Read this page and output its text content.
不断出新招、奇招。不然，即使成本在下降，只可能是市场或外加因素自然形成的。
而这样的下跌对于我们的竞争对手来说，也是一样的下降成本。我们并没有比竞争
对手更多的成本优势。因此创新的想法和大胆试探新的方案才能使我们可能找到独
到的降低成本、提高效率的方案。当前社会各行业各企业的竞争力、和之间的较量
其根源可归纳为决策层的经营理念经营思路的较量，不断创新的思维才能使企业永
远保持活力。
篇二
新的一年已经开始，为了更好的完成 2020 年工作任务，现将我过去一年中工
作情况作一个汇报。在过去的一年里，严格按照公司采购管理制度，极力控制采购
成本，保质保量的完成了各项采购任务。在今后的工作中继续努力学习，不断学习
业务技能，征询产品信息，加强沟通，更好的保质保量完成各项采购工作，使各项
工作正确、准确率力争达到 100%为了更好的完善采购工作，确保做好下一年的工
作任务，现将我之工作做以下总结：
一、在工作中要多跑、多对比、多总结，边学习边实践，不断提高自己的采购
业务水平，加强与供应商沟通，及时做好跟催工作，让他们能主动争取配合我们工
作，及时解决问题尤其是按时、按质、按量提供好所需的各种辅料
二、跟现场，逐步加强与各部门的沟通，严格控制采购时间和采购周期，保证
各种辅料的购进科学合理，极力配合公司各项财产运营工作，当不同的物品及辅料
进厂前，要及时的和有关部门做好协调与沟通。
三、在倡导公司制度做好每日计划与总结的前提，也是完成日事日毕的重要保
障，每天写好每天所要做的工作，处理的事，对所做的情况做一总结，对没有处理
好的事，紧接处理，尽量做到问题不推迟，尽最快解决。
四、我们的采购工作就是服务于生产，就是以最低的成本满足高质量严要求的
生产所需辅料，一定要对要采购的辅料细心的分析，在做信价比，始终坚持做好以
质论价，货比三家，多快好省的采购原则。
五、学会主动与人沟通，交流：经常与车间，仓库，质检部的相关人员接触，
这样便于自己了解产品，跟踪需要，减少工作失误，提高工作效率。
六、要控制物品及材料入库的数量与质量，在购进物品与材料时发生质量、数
...
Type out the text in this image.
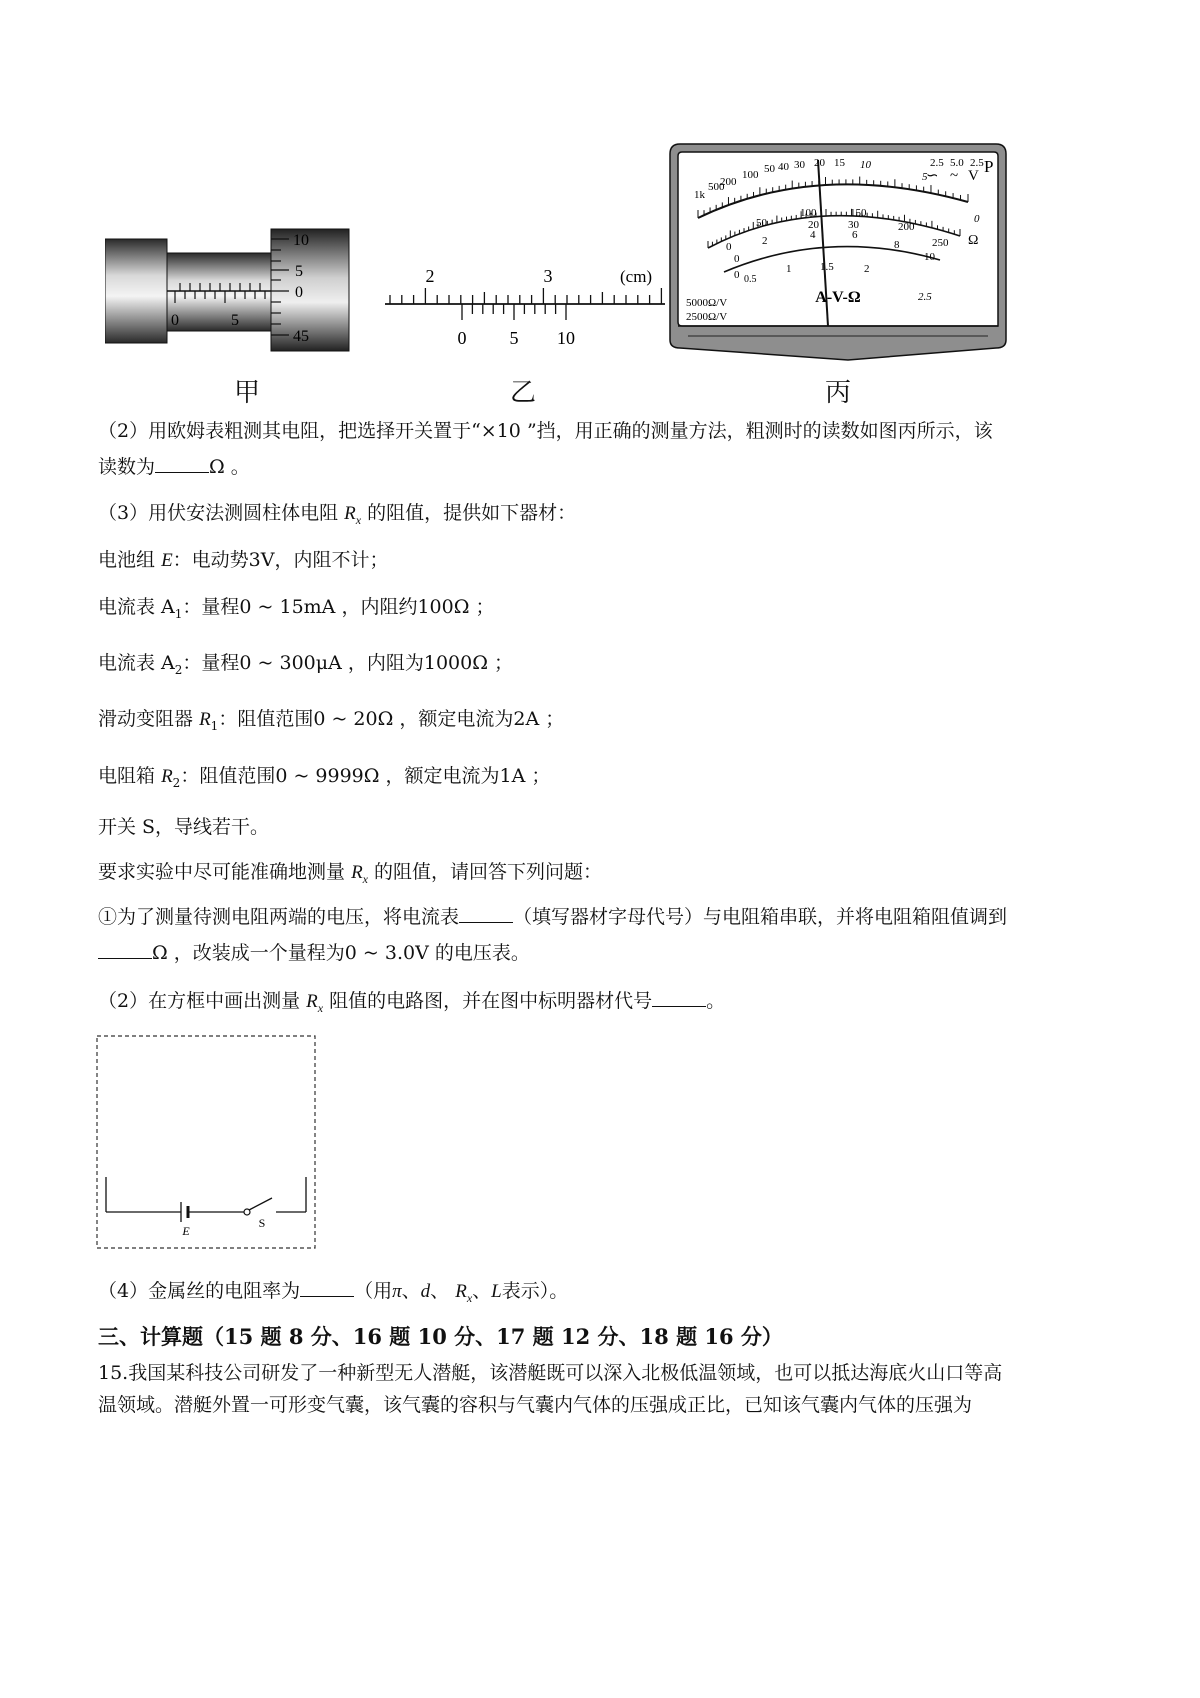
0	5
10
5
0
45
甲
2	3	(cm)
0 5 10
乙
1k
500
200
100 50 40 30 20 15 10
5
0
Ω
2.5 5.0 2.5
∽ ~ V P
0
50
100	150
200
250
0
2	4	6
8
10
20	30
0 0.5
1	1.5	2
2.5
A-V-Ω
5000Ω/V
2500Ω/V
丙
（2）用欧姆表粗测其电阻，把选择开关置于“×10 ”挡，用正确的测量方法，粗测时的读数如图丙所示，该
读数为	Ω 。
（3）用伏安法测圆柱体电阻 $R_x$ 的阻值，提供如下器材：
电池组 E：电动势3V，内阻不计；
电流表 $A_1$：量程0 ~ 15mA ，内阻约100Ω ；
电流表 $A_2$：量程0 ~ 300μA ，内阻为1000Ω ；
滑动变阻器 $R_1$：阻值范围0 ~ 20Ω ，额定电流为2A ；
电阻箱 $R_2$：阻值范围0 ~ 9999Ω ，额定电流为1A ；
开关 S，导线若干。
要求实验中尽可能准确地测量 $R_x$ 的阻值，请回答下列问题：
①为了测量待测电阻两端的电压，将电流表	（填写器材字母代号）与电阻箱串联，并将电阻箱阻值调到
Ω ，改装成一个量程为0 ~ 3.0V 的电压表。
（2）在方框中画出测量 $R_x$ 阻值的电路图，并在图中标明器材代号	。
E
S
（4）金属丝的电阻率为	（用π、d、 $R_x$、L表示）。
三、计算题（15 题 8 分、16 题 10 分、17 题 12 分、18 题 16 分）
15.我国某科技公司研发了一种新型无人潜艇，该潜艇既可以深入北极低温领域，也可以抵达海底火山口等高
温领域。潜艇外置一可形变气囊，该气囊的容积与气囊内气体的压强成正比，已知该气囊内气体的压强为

--- EXERCISE TASK ---
Where does the word "this" appear in the listing? List each line that holds it.

--- TASK RESPONSE ---
Read this page and output its text content.
Type out the text in this image.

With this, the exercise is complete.